● Goal
Look through the material below, count the lines containing the word "ومكاشفته", and state only the count.
════════════════════
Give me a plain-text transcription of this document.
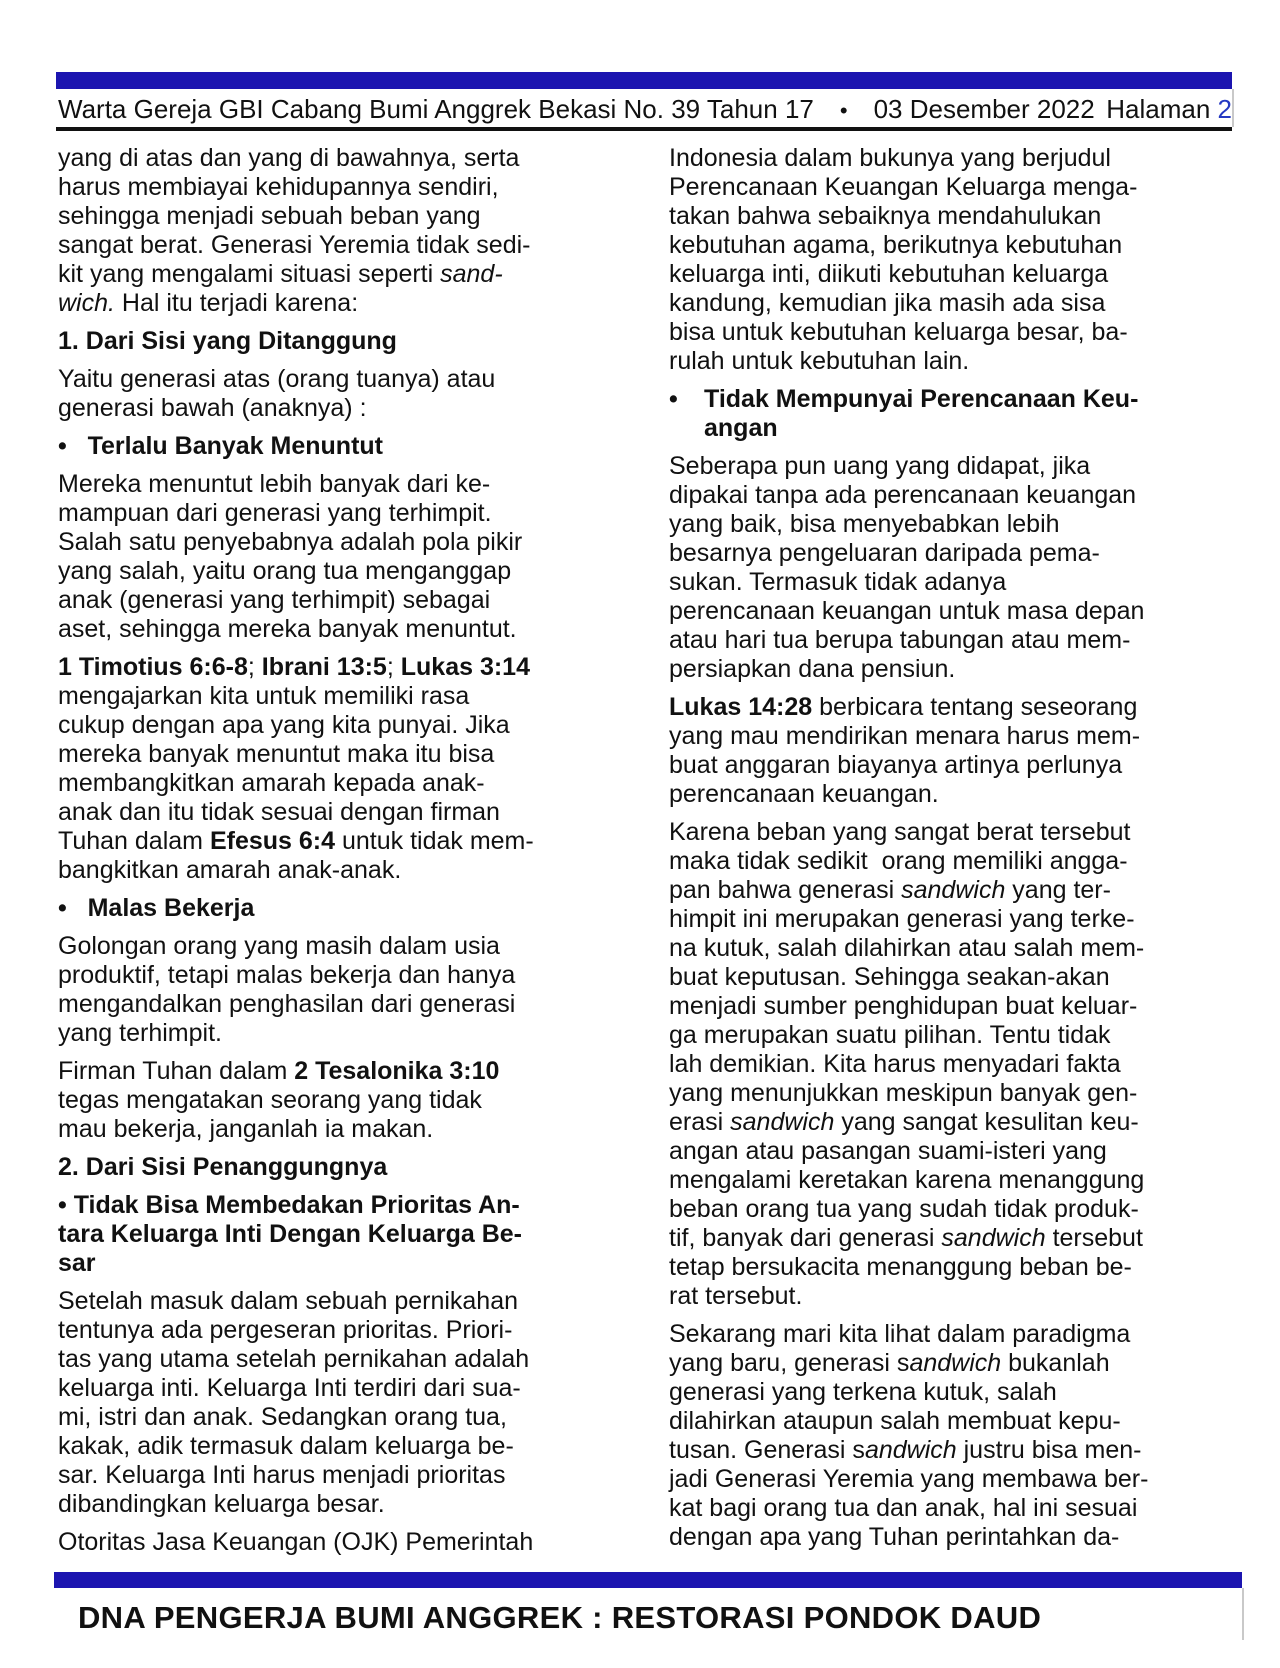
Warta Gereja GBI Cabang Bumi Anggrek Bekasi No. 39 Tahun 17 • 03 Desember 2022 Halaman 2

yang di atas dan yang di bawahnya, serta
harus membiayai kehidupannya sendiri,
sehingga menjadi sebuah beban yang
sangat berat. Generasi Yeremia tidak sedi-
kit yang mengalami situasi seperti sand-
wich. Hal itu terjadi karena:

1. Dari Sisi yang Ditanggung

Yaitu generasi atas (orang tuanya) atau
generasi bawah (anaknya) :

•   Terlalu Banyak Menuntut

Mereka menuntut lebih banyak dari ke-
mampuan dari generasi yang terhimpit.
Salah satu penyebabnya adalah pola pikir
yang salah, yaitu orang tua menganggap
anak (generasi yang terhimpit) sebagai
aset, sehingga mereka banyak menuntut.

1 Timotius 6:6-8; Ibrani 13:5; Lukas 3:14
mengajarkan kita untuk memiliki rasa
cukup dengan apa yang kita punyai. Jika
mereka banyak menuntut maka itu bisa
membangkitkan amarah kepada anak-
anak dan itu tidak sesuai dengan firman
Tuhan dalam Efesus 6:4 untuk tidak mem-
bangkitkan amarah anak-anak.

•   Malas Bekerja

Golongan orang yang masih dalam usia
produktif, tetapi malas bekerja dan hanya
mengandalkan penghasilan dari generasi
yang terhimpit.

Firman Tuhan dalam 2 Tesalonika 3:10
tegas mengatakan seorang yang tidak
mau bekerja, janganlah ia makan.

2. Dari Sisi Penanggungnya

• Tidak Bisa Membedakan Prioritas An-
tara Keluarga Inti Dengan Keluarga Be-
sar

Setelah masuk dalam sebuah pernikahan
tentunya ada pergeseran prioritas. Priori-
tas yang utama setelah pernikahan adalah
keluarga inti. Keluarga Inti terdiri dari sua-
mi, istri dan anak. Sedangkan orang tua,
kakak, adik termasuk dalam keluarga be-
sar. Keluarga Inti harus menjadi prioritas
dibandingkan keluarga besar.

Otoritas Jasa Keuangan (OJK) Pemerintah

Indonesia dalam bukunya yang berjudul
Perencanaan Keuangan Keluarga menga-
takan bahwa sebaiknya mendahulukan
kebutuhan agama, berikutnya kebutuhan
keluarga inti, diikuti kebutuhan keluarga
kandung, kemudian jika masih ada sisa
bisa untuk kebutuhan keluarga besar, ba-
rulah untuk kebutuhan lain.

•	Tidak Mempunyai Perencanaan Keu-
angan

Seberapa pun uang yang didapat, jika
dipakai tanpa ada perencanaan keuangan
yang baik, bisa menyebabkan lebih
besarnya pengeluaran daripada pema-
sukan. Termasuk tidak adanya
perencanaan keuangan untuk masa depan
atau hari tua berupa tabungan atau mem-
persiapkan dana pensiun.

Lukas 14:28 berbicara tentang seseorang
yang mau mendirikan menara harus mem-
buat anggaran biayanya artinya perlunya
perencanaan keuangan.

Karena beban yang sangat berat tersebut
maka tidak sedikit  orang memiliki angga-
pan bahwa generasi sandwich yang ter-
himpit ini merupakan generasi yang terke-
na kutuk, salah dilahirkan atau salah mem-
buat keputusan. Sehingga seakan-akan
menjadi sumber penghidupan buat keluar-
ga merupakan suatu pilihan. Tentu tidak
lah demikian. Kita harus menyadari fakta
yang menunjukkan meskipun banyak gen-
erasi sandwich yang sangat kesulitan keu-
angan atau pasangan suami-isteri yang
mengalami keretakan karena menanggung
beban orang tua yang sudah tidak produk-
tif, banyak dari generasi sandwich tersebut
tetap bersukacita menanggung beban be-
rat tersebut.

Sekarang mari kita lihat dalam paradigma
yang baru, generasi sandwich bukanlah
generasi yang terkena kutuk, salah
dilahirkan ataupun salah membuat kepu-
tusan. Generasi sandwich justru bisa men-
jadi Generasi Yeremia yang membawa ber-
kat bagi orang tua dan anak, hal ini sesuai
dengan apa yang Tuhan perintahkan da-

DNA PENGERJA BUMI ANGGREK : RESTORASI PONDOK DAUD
════════════════════
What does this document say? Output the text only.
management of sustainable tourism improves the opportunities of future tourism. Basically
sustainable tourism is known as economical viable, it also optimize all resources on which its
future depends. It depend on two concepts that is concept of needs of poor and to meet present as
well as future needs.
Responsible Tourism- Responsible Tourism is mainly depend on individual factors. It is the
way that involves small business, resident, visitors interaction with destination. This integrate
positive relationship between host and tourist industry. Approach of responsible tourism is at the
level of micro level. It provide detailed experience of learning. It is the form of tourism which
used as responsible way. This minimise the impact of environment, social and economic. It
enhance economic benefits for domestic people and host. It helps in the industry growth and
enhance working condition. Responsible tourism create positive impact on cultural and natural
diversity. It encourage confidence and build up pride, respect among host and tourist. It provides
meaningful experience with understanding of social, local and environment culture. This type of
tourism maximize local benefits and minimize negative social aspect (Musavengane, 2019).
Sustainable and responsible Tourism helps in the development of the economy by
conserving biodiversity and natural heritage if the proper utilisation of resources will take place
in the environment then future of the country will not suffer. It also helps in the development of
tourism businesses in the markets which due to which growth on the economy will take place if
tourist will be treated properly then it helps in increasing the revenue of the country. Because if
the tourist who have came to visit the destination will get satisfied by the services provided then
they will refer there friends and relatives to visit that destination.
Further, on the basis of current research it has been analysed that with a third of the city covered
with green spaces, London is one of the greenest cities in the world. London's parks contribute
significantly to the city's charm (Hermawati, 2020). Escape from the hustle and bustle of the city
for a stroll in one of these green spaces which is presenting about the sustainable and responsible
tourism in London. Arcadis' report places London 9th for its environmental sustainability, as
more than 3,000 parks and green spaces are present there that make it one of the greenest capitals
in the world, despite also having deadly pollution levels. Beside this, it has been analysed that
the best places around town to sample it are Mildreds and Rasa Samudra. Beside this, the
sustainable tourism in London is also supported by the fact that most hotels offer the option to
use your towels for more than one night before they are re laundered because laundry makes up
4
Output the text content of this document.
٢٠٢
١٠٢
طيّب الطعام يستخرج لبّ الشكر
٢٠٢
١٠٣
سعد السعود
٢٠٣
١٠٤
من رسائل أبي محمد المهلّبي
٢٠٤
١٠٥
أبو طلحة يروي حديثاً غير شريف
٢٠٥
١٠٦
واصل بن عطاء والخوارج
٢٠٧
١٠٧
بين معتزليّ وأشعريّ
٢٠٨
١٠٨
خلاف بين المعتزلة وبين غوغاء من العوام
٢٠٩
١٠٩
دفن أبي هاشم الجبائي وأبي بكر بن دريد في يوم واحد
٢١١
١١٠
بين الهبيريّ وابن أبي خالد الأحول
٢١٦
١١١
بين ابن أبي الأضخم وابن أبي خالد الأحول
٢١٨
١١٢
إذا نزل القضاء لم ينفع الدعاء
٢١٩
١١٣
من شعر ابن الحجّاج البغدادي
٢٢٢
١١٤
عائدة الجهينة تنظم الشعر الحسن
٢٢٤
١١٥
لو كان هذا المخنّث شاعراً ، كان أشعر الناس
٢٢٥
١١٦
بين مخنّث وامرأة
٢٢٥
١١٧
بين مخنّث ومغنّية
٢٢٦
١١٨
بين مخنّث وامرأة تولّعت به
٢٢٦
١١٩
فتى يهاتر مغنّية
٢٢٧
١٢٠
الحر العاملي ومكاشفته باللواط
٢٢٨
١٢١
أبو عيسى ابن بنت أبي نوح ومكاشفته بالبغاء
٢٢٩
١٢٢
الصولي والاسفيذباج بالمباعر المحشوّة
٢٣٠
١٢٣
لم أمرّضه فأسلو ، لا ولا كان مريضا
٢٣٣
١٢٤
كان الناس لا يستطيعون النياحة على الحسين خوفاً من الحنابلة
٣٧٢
════════════════════
● Exercise solution
2